*Document segment*.
2.  Whether the incapable person’s condition or well-being is likely to improve, remain the same or deteriorate without the treatment.
3.  Whether the benefit the incapable person is expected to obtain from the treatment outweighs the risk of harm to him or her.
4.  Whether a less restrictive or less intrusive treatment would be as beneficial as the treatment that is proposed.

A parent deciding for their child would have to give some consideration to their child's expressed wish, as well as whether the vaccine is likely to improve their condition or well-being, or prevent their well-being from deteriorating. The parent (or other substitute decision-maker, if not a parent) would have to weigh the potential risk of harm with the potential benefit.

What if a health care provider thinks the parent got it wrong by declining the vaccine?

While rare, there are instances where a health care provider is so concerned about a parent's decision for their child that they bring a Form G application to the Consent and Capacity Board so that a hearing can take place. This specialized tribunal would hear evidence about why the health care provider believes the vaccine is in the child's best interests, and why the parent believes the vaccine is not in the child's best interests.

As these hearings can be time-consuming and expensive, and health care providers generally prefer to find non-litigious avenues to work with parents, it seems unlikely this will be the outcome after a parent declines a Covid-19 vaccine. But it is, nonetheless, possible (and if anyone comes across such a case, please send it our way!).

*Exercises*.
**A.** According to the passage on parental vaccine decisions, which specialized tribunal can a health care provider bring a Form G application to?
**B.** In the passage on parental vaccine decisions, please substitute "immunization" for "vaccine" throughout the part from "A parent deciding" up to and including "declining the vaccine?".

Dataset entries:
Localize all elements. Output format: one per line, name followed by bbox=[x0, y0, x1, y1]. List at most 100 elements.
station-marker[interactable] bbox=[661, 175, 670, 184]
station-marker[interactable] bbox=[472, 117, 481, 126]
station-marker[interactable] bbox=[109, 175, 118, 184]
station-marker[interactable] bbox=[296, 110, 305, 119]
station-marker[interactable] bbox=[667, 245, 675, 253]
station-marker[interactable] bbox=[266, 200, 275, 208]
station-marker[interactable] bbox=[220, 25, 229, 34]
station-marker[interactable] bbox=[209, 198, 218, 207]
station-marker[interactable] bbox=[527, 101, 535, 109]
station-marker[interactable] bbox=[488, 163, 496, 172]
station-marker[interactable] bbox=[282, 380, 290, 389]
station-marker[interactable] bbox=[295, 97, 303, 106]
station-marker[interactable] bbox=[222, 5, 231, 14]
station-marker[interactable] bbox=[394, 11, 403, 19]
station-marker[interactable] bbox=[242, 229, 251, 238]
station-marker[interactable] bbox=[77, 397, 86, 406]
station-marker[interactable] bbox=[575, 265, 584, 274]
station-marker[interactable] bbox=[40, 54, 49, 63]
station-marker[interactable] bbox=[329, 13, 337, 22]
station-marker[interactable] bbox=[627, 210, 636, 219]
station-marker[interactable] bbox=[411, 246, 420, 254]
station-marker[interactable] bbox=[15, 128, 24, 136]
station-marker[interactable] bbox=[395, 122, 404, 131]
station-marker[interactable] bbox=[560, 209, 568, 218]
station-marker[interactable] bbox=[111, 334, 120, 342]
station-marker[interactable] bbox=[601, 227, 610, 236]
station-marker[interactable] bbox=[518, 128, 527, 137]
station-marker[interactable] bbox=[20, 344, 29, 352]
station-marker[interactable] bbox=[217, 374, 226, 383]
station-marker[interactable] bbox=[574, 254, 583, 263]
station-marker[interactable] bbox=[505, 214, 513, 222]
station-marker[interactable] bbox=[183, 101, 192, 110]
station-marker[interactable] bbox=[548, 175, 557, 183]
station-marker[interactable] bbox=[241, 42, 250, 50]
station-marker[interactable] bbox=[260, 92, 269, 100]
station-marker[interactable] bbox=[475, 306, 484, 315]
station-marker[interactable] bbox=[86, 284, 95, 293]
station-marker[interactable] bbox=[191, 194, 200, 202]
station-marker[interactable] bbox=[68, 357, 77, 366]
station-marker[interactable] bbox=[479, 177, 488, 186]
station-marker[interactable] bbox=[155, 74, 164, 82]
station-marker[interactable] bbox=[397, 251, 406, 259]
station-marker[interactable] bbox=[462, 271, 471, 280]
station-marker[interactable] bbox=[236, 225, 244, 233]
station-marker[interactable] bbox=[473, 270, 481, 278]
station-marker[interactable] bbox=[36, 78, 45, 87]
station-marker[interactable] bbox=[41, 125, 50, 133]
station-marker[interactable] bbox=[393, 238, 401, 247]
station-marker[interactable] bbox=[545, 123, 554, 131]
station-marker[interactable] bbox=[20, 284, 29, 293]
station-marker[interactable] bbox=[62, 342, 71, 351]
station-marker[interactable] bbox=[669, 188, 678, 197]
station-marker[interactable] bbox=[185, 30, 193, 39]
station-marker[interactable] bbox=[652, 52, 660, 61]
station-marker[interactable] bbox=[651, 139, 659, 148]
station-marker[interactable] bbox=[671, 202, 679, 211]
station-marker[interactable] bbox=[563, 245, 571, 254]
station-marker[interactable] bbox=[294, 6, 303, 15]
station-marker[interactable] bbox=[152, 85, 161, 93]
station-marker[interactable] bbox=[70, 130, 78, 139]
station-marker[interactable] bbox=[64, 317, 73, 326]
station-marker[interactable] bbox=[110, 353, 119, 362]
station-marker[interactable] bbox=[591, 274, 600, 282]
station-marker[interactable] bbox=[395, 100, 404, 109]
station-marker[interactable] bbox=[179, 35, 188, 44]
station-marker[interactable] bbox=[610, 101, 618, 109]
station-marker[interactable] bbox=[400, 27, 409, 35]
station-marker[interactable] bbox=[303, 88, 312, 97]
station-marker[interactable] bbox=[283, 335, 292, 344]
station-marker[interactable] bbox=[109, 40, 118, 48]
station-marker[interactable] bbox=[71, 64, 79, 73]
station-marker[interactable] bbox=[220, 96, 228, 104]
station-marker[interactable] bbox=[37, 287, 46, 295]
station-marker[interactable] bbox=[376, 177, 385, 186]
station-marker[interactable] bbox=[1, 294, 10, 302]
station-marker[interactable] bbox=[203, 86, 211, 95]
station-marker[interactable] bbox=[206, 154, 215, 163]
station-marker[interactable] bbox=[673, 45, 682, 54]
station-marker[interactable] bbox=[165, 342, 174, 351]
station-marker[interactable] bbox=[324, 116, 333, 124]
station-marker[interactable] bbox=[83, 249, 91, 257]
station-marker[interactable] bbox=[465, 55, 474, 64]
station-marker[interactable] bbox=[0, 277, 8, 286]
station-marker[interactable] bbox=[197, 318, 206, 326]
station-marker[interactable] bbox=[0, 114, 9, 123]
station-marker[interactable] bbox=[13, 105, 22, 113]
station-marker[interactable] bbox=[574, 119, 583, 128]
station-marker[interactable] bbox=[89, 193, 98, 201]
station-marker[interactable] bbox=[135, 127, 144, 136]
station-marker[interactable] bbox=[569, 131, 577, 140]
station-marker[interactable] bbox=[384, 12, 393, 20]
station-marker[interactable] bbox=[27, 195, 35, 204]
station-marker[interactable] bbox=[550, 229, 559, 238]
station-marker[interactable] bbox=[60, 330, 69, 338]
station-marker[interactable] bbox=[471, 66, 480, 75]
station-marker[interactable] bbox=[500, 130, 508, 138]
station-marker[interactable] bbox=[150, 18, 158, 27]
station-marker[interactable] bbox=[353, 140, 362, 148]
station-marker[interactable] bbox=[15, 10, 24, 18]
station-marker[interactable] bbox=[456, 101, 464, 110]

*Activity answers*.
**A.** The Consent and Capacity Board.

**B.**
A parent deciding for their child would have to give some consideration to their child's expressed wish, as well as whether the immunization is likely to improve their condition or well-being, or prevent their well-being from deteriorating. The parent (or other substitute decision-maker, if not a parent) would have to weigh the potential risk of harm with the potential benefit.

What if a health care provider thinks the parent got it wrong by declining the immunization?